### Data for the task
▽
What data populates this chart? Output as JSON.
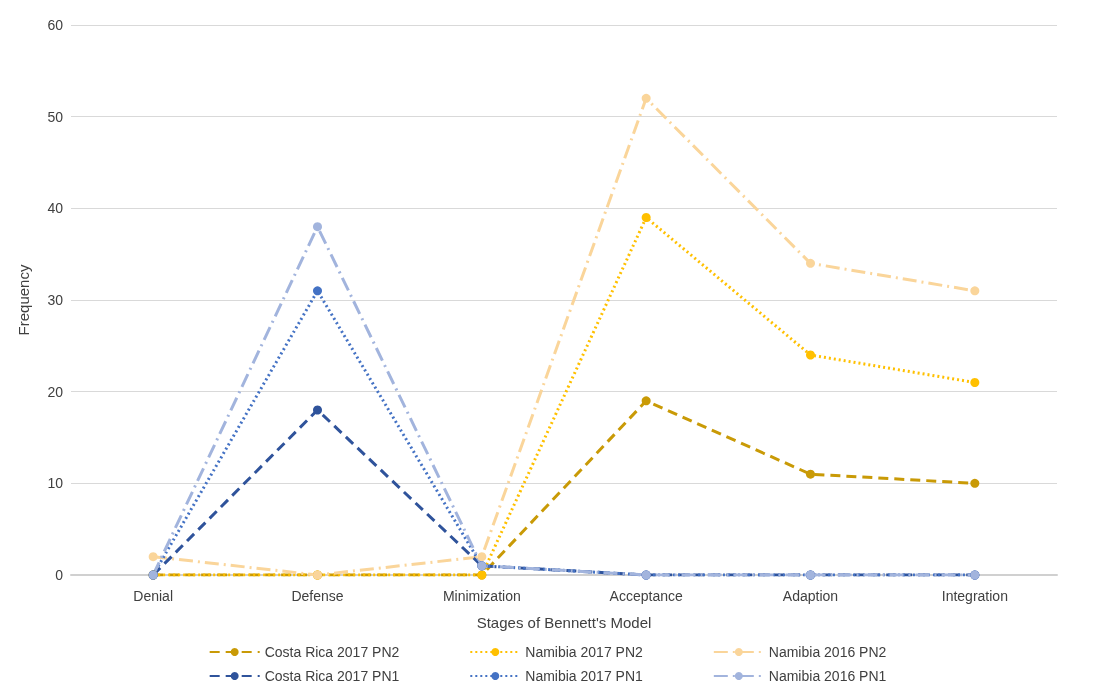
{
  "chart_data": {
    "type": "line",
    "xlabel": "Stages of Bennett's Model",
    "ylabel": "Frequency",
    "categories": [
      "Denial",
      "Defense",
      "Minimization",
      "Acceptance",
      "Adaption",
      "Integration"
    ],
    "series": [
      {
        "name": "Costa Rica 2017 PN2",
        "color": "#c99a06",
        "line_style": "dashed",
        "values": [
          0,
          0,
          0,
          19,
          11,
          10
        ]
      },
      {
        "name": "Namibia 2017 PN2",
        "color": "#ffc000",
        "line_style": "dotted",
        "values": [
          0,
          0,
          0,
          39,
          24,
          21
        ]
      },
      {
        "name": "Namibia 2016 PN2",
        "color": "#fad59a",
        "line_style": "dashdot",
        "values": [
          2,
          0,
          2,
          52,
          34,
          31
        ]
      },
      {
        "name": "Costa Rica 2017 PN1",
        "color": "#2f539b",
        "line_style": "dashed",
        "values": [
          0,
          18,
          1,
          0,
          0,
          0
        ]
      },
      {
        "name": "Namibia 2017 PN1",
        "color": "#4472c4",
        "line_style": "dotted",
        "values": [
          0,
          31,
          1,
          0,
          0,
          0
        ]
      },
      {
        "name": "Namibia 2016 PN1",
        "color": "#a2b4dd",
        "line_style": "dashdot",
        "values": [
          0,
          38,
          1,
          0,
          0,
          0
        ]
      }
    ],
    "ylim": [
      0,
      60
    ],
    "yticks": [
      0,
      10,
      20,
      30,
      40,
      50,
      60
    ],
    "grid": "y",
    "legend": "bottom",
    "marker": "circle"
  }
}
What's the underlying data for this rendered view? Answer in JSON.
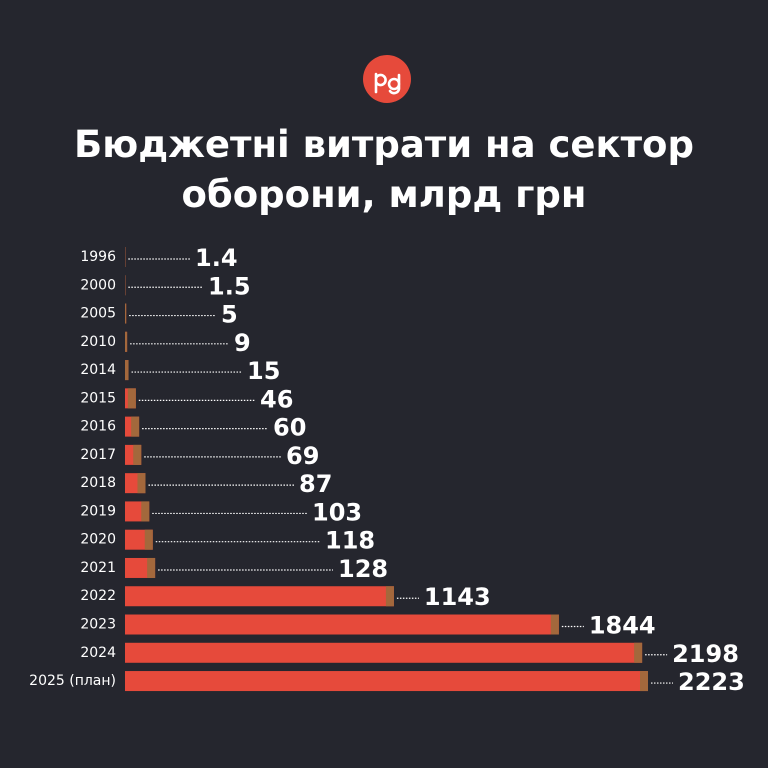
{
  "chart_data": {
    "type": "bar",
    "orientation": "horizontal",
    "title": "Бюджетні витрати на сектор оборони, млрд грн",
    "categories": [
      "1996",
      "2000",
      "2005",
      "2010",
      "2014",
      "2015",
      "2016",
      "2017",
      "2018",
      "2019",
      "2020",
      "2021",
      "2022",
      "2023",
      "2024",
      "2025 (план)"
    ],
    "values": [
      1.4,
      1.5,
      5,
      9,
      15,
      46,
      60,
      69,
      87,
      103,
      118,
      128,
      1143,
      1844,
      2198,
      2223
    ],
    "color": "#e64a3b",
    "xlim": [
      0,
      2223
    ]
  }
}
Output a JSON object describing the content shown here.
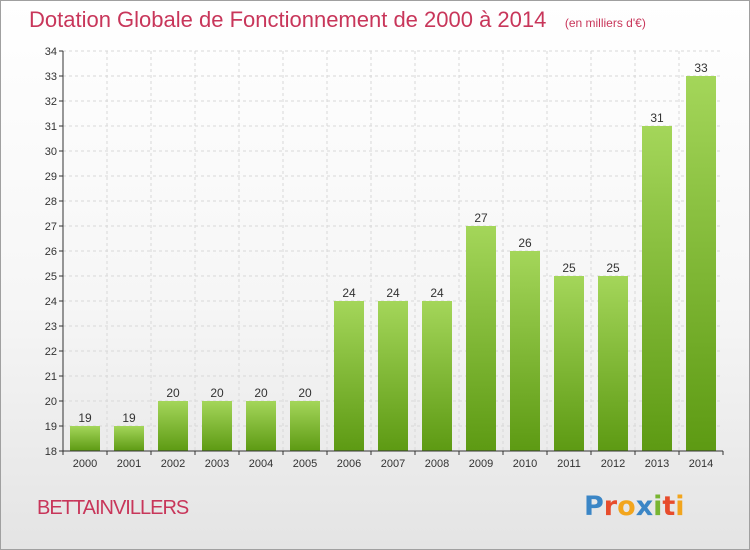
{
  "header": {
    "title": "Dotation Globale de Fonctionnement de 2000 à 2014",
    "unit": "(en milliers d'€)"
  },
  "footer": {
    "commune": "BETTAINVILLERS",
    "logo_text": "Proxiti",
    "logo_colors": [
      "#3b86c6",
      "#e74c2c",
      "#f2a51d",
      "#3b86c6",
      "#78b532",
      "#e74c2c",
      "#f2a51d"
    ]
  },
  "colors": {
    "title": "#c8365a",
    "bar_light": "#a4d65a",
    "bar_dark": "#5d9a13",
    "grid": "#d8d8d8",
    "axis": "#333333"
  },
  "chart_data": {
    "type": "bar",
    "categories": [
      "2000",
      "2001",
      "2002",
      "2003",
      "2004",
      "2005",
      "2006",
      "2007",
      "2008",
      "2009",
      "2010",
      "2011",
      "2012",
      "2013",
      "2014"
    ],
    "values": [
      19,
      19,
      20,
      20,
      20,
      20,
      24,
      24,
      24,
      27,
      26,
      25,
      25,
      31,
      33
    ],
    "data_labels": [
      "19",
      "19",
      "20",
      "20",
      "20",
      "20",
      "24",
      "24",
      "24",
      "27",
      "26",
      "25",
      "25",
      "31",
      "33"
    ],
    "ylim": [
      18,
      34
    ],
    "yticks": [
      18,
      19,
      20,
      21,
      22,
      23,
      24,
      25,
      26,
      27,
      28,
      29,
      30,
      31,
      32,
      33,
      34
    ],
    "grid": true,
    "legend": "none"
  }
}
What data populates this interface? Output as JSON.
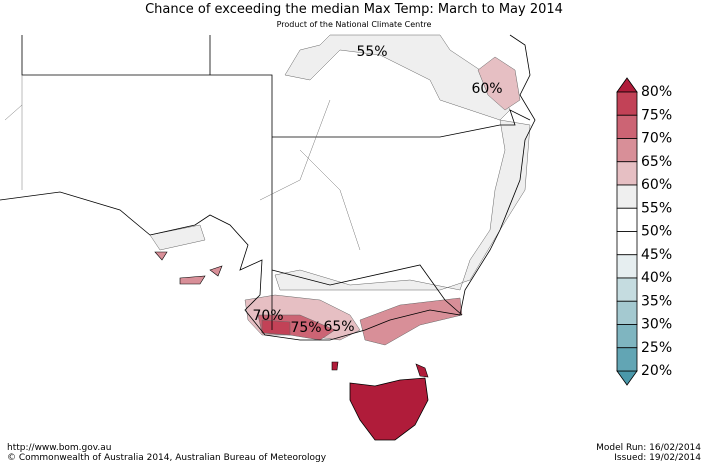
{
  "header": {
    "title": "Chance of exceeding the median Max Temp: March to May 2014",
    "subtitle": "Product of the National Climate Centre"
  },
  "map_labels": [
    "55%",
    "60%",
    "70%",
    "75%",
    "65%"
  ],
  "legend": {
    "labels": [
      "80%",
      "75%",
      "70%",
      "65%",
      "60%",
      "55%",
      "50%",
      "45%",
      "40%",
      "35%",
      "30%",
      "25%",
      "20%"
    ],
    "colors": [
      "#c24257",
      "#cc6474",
      "#d88f98",
      "#e6bfc3",
      "#efefef",
      "#ffffff",
      "#ffffff",
      "#e6eef0",
      "#c5dce0",
      "#a4c9d0",
      "#7fb5c0",
      "#62a5b4"
    ],
    "top_color": "#b01c3a",
    "bottom_color": "#4a98aa"
  },
  "footer": {
    "url": "http://www.bom.gov.au",
    "copyright": "©  Commonwealth of Australia 2014, Australian Bureau of Meteorology",
    "model_run": "Model Run: 16/02/2014",
    "issued": "Issued: 19/02/2014"
  }
}
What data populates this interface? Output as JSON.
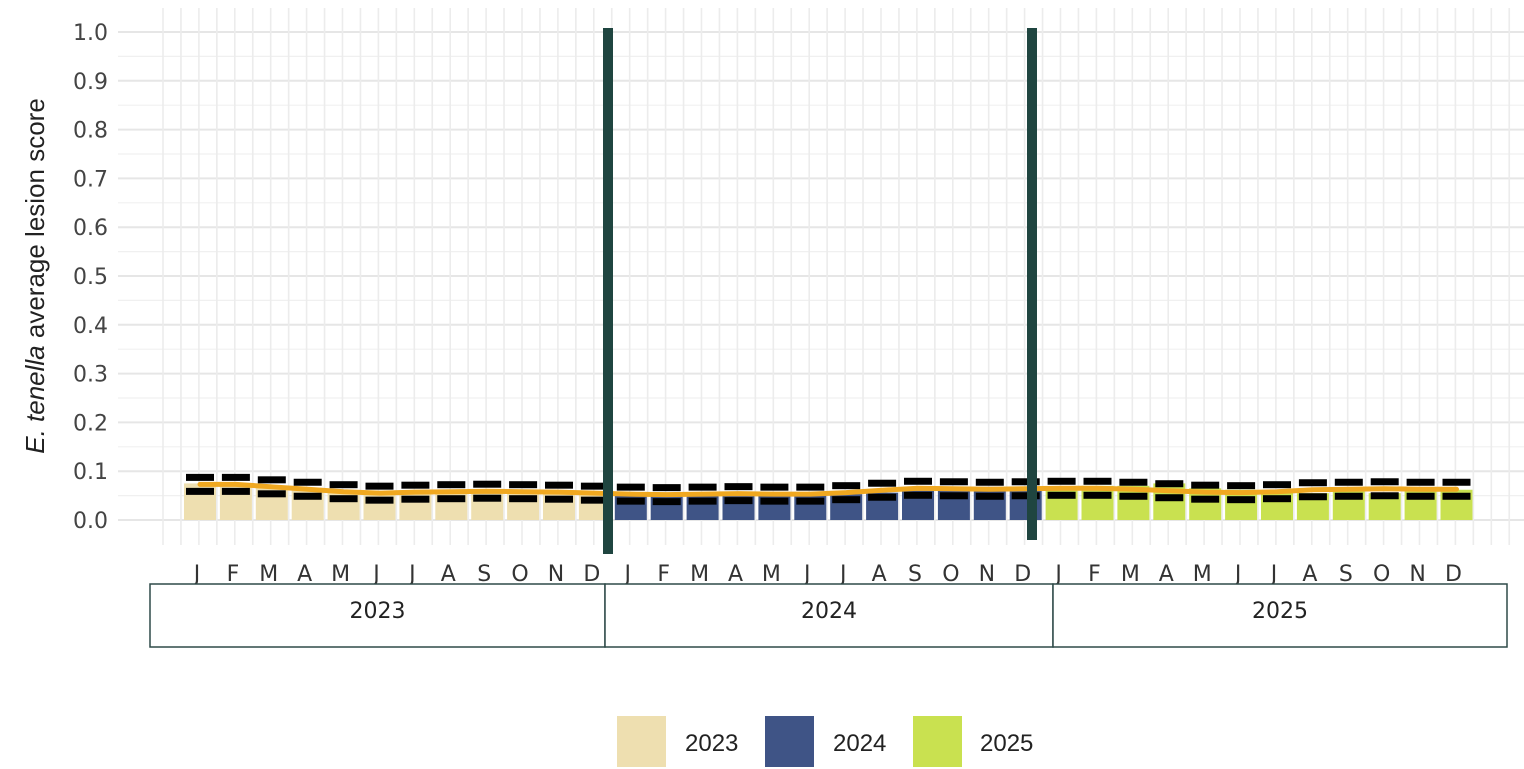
△
Reproduce the listing word for word and omit its pictures.

What data populates this chart? Output as JSON.
{
  "chart_data": {
    "type": "line",
    "xlabel": "Stages of Bennett's Model",
    "ylabel": "Frequency",
    "categories": [
      "Denial",
      "Defense",
      "Minimization",
      "Acceptance",
      "Adaption",
      "Integration"
    ],
    "series": [
      {
        "name": "Costa Rica 2017 PN2",
        "color": "#c99a06",
        "line_style": "dashed",
        "values": [
          0,
          0,
          0,
          19,
          11,
          10
        ]
      },
      {
        "name": "Namibia 2017 PN2",
        "color": "#ffc000",
        "line_style": "dotted",
        "values": [
          0,
          0,
          0,
          39,
          24,
          21
        ]
      },
      {
        "name": "Namibia 2016 PN2",
        "color": "#fad59a",
        "line_style": "dashdot",
        "values": [
          2,
          0,
          2,
          52,
          34,
          31
        ]
      },
      {
        "name": "Costa Rica 2017 PN1",
        "color": "#2f539b",
        "line_style": "dashed",
        "values": [
          0,
          18,
          1,
          0,
          0,
          0
        ]
      },
      {
        "name": "Namibia 2017 PN1",
        "color": "#4472c4",
        "line_style": "dotted",
        "values": [
          0,
          31,
          1,
          0,
          0,
          0
        ]
      },
      {
        "name": "Namibia 2016 PN1",
        "color": "#a2b4dd",
        "line_style": "dashdot",
        "values": [
          0,
          38,
          1,
          0,
          0,
          0
        ]
      }
    ],
    "ylim": [
      0,
      60
    ],
    "yticks": [
      0,
      10,
      20,
      30,
      40,
      50,
      60
    ],
    "grid": "y",
    "legend": "bottom",
    "marker": "circle"
  }
}
What's the underlying data for this rendered view? Answer in JSON.
{
  "chart_data": {
    "type": "bar",
    "orientation": "horizontal",
    "title": "Бюджетні витрати на сектор оборони, млрд грн",
    "categories": [
      "1996",
      "2000",
      "2005",
      "2010",
      "2014",
      "2015",
      "2016",
      "2017",
      "2018",
      "2019",
      "2020",
      "2021",
      "2022",
      "2023",
      "2024",
      "2025 (план)"
    ],
    "values": [
      1.4,
      1.5,
      5,
      9,
      15,
      46,
      60,
      69,
      87,
      103,
      118,
      128,
      1143,
      1844,
      2198,
      2223
    ],
    "color": "#e64a3b",
    "xlim": [
      0,
      2223
    ]
  }
}
Output a JSON object describing the content shown here.
{
  "header": {
    "title": "Dotation Globale de Fonctionnement de 2000 à 2014",
    "unit": "(en milliers d'€)"
  },
  "footer": {
    "commune": "BETTAINVILLERS",
    "logo_text": "Proxiti",
    "logo_colors": [
      "#3b86c6",
      "#e74c2c",
      "#f2a51d",
      "#3b86c6",
      "#78b532",
      "#e74c2c",
      "#f2a51d"
    ]
  },
  "colors": {
    "title": "#c8365a",
    "bar_light": "#a4d65a",
    "bar_dark": "#5d9a13",
    "grid": "#d8d8d8",
    "axis": "#333333"
  },
  "chart_data": {
    "type": "bar",
    "categories": [
      "2000",
      "2001",
      "2002",
      "2003",
      "2004",
      "2005",
      "2006",
      "2007",
      "2008",
      "2009",
      "2010",
      "2011",
      "2012",
      "2013",
      "2014"
    ],
    "values": [
      19,
      19,
      20,
      20,
      20,
      20,
      24,
      24,
      24,
      27,
      26,
      25,
      25,
      31,
      33
    ],
    "data_labels": [
      "19",
      "19",
      "20",
      "20",
      "20",
      "20",
      "24",
      "24",
      "24",
      "27",
      "26",
      "25",
      "25",
      "31",
      "33"
    ],
    "ylim": [
      18,
      34
    ],
    "yticks": [
      18,
      19,
      20,
      21,
      22,
      23,
      24,
      25,
      26,
      27,
      28,
      29,
      30,
      31,
      32,
      33,
      34
    ],
    "grid": true,
    "legend": "none"
  }
}
What data populates this interface? Output as JSON.
{
  "header": {
    "title": "Chance of exceeding the median Max Temp: March to May 2014",
    "subtitle": "Product of the National Climate Centre"
  },
  "map_labels": [
    "55%",
    "60%",
    "70%",
    "75%",
    "65%"
  ],
  "legend": {
    "labels": [
      "80%",
      "75%",
      "70%",
      "65%",
      "60%",
      "55%",
      "50%",
      "45%",
      "40%",
      "35%",
      "30%",
      "25%",
      "20%"
    ],
    "colors": [
      "#c24257",
      "#cc6474",
      "#d88f98",
      "#e6bfc3",
      "#efefef",
      "#ffffff",
      "#ffffff",
      "#e6eef0",
      "#c5dce0",
      "#a4c9d0",
      "#7fb5c0",
      "#62a5b4"
    ],
    "top_color": "#b01c3a",
    "bottom_color": "#4a98aa"
  },
  "footer": {
    "url": "http://www.bom.gov.au",
    "copyright": "©  Commonwealth of Australia 2014, Australian Bureau of Meteorology",
    "model_run": "Model Run: 16/02/2014",
    "issued": "Issued: 19/02/2014"
  }
}
What data populates this interface? Output as JSON.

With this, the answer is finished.